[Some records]
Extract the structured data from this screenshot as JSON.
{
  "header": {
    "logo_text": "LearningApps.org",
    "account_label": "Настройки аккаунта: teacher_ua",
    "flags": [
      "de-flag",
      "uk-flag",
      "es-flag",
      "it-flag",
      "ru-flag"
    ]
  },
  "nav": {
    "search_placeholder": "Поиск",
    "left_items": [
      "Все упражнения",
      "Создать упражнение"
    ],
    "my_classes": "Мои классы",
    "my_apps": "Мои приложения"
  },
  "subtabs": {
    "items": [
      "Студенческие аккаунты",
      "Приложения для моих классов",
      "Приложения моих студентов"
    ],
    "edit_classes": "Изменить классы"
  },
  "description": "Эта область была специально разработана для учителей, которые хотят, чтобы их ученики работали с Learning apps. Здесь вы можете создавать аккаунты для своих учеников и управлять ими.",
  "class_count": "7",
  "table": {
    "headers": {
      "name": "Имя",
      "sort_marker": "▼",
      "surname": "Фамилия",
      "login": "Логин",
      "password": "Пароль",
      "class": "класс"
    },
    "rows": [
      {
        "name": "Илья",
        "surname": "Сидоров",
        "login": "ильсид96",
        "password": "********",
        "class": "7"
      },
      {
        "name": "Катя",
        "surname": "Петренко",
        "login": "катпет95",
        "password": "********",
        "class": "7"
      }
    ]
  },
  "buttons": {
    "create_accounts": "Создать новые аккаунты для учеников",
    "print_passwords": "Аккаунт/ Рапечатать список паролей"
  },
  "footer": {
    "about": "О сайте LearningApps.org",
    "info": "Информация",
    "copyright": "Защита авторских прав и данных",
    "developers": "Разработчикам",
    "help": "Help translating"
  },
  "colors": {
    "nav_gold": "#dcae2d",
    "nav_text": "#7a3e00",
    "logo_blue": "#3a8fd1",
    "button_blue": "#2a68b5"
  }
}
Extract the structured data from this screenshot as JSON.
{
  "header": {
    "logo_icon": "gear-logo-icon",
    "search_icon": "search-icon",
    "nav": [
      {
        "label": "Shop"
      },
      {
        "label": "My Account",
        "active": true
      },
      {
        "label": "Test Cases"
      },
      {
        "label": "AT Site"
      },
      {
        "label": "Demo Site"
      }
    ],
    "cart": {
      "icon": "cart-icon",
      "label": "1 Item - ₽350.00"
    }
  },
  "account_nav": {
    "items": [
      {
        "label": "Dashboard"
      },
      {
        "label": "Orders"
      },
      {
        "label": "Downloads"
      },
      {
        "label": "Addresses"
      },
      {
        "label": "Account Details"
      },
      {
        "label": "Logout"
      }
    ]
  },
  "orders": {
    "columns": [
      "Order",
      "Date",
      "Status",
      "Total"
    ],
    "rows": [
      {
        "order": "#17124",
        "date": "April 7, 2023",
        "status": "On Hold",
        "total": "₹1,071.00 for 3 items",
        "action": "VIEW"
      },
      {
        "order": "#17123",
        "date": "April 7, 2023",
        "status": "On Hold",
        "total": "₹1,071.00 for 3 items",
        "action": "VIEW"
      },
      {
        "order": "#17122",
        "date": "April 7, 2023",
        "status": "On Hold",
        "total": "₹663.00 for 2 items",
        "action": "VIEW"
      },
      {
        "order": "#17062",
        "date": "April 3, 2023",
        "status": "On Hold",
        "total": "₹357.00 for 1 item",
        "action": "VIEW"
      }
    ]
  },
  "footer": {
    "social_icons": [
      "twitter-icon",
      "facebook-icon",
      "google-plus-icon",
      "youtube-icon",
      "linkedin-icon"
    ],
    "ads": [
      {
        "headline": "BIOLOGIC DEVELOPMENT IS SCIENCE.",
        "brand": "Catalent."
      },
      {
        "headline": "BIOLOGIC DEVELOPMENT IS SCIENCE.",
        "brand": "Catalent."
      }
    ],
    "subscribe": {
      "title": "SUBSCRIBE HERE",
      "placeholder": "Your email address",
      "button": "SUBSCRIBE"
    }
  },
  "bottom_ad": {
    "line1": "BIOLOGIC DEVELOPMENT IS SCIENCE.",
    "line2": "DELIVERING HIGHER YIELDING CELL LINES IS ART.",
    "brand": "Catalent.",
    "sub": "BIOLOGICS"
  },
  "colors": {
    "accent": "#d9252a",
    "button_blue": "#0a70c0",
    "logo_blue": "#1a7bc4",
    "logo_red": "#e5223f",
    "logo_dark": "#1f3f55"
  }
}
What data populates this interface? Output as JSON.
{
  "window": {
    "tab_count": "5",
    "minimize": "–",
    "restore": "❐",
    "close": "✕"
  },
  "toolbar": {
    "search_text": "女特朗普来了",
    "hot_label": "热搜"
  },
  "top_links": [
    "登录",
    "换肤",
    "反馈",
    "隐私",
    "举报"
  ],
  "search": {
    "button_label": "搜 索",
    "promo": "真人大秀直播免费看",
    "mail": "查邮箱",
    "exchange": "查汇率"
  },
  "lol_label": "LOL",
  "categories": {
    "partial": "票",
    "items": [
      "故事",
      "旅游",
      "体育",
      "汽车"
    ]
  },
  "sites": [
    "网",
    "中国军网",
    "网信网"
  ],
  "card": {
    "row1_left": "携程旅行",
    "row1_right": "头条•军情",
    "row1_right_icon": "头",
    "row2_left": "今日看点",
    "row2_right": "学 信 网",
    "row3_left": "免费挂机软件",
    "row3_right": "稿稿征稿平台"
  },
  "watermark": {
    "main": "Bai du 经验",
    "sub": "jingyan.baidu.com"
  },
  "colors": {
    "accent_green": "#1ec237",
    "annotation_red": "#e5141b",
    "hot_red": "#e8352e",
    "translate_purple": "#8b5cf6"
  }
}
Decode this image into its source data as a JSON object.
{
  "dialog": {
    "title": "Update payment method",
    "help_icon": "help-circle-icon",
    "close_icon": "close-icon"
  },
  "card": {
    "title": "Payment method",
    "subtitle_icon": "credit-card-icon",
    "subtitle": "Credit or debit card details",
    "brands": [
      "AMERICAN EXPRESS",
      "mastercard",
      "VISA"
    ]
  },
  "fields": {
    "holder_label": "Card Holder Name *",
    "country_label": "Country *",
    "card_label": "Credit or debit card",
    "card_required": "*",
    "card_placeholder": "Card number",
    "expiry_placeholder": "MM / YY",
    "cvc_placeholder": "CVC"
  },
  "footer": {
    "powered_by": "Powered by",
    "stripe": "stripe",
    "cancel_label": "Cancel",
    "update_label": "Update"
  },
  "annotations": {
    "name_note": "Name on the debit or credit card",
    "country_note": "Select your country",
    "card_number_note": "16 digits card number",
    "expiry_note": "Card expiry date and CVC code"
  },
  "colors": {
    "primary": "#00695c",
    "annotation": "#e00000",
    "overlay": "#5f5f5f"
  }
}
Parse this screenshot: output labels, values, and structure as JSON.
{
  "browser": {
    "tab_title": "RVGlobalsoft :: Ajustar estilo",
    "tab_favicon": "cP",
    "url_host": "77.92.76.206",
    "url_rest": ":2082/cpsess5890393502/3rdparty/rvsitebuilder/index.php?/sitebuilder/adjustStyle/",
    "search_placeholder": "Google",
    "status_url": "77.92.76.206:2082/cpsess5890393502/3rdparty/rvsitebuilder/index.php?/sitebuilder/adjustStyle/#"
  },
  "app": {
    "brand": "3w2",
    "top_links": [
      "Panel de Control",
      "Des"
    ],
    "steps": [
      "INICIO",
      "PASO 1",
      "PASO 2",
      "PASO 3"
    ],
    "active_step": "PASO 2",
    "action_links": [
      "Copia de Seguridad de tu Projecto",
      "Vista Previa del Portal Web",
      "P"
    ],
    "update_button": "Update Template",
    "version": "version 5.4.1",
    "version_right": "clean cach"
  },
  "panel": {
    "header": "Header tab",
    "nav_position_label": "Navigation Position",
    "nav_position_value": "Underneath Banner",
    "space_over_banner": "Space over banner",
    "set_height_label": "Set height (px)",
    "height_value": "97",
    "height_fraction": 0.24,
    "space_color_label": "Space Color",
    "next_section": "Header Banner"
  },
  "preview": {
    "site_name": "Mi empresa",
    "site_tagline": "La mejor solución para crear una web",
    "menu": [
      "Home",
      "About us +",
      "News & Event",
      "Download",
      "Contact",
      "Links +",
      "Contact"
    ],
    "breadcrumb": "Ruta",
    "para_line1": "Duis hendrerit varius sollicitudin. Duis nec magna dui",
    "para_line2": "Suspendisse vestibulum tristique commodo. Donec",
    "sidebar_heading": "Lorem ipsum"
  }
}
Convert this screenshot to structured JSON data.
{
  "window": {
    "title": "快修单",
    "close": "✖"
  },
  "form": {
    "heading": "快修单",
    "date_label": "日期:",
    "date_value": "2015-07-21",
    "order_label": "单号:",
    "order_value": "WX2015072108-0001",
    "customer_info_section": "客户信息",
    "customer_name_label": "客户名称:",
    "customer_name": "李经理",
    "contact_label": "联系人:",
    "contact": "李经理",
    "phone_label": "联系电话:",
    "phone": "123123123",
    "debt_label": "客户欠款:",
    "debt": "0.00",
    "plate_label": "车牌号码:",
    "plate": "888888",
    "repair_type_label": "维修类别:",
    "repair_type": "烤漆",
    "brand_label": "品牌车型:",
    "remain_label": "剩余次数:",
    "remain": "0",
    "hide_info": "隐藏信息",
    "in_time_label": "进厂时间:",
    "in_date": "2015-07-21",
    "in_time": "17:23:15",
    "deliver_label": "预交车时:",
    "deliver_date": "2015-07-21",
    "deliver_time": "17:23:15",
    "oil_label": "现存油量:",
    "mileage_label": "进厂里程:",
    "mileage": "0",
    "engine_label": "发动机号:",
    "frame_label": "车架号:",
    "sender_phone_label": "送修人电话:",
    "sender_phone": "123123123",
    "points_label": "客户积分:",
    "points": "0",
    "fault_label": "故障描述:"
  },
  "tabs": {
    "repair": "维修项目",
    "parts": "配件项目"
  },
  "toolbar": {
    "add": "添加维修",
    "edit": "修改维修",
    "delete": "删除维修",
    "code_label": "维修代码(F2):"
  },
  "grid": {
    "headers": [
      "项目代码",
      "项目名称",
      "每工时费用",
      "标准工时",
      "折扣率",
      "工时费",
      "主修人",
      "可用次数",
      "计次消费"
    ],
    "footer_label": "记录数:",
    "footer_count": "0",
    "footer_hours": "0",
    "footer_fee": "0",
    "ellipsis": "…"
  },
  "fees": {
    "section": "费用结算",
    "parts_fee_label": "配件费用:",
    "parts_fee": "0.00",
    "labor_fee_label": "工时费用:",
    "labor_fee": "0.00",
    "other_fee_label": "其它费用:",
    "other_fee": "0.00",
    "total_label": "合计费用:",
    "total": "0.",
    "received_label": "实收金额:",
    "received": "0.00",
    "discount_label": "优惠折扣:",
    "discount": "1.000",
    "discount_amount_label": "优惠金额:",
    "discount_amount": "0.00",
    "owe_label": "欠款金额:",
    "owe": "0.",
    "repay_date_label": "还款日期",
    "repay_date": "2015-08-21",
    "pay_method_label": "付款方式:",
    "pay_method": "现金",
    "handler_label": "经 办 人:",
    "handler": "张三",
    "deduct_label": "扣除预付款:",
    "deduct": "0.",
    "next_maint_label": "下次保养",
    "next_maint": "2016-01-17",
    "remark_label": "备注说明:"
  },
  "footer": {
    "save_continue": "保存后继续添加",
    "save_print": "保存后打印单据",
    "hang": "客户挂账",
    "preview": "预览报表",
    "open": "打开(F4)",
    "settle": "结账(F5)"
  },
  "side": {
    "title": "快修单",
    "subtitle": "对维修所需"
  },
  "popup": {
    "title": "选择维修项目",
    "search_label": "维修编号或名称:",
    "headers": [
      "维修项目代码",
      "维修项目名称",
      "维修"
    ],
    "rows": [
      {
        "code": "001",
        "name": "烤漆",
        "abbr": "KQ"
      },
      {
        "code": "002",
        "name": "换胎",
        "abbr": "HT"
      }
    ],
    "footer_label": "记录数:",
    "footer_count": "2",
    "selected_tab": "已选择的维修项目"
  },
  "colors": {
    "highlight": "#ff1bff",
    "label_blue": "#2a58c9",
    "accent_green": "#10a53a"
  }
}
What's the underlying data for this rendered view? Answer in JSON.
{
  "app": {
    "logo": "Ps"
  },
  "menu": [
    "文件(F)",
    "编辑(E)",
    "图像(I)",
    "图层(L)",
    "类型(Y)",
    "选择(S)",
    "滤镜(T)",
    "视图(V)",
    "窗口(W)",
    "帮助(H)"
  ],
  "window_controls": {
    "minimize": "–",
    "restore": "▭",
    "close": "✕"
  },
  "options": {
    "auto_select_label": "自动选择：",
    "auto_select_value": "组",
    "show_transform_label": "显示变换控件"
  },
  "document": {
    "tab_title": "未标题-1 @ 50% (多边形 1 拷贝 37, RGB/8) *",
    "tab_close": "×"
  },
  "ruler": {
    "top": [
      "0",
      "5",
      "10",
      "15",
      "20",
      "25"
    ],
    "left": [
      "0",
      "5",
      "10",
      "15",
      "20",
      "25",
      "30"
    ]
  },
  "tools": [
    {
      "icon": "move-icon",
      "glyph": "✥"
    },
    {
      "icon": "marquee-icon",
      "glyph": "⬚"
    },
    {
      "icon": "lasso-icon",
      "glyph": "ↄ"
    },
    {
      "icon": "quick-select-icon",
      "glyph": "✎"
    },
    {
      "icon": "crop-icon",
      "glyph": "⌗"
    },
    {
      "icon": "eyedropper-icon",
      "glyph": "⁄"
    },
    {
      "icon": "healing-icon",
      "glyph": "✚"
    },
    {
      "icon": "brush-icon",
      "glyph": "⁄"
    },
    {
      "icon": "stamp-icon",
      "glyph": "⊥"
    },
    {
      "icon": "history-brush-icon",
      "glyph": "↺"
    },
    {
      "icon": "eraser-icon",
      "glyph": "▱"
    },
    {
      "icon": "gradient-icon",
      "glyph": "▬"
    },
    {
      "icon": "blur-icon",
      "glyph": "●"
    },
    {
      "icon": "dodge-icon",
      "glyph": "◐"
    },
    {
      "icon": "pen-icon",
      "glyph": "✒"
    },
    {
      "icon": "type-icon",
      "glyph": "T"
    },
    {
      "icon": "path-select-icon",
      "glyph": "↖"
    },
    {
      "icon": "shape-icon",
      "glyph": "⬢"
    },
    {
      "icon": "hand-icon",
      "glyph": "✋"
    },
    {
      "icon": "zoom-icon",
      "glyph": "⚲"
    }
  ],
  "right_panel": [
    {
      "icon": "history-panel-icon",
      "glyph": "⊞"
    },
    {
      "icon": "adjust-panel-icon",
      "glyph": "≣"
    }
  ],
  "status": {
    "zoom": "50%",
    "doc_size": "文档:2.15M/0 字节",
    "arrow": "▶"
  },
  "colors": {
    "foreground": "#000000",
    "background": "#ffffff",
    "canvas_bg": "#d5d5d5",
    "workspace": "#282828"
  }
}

## [INSTRUCTION]
Copy each line of the listing in which the word "моих" can be found.

## [FINISHED EXERCISE]
      "Приложения для моих классов",
      "Приложения моих студентов"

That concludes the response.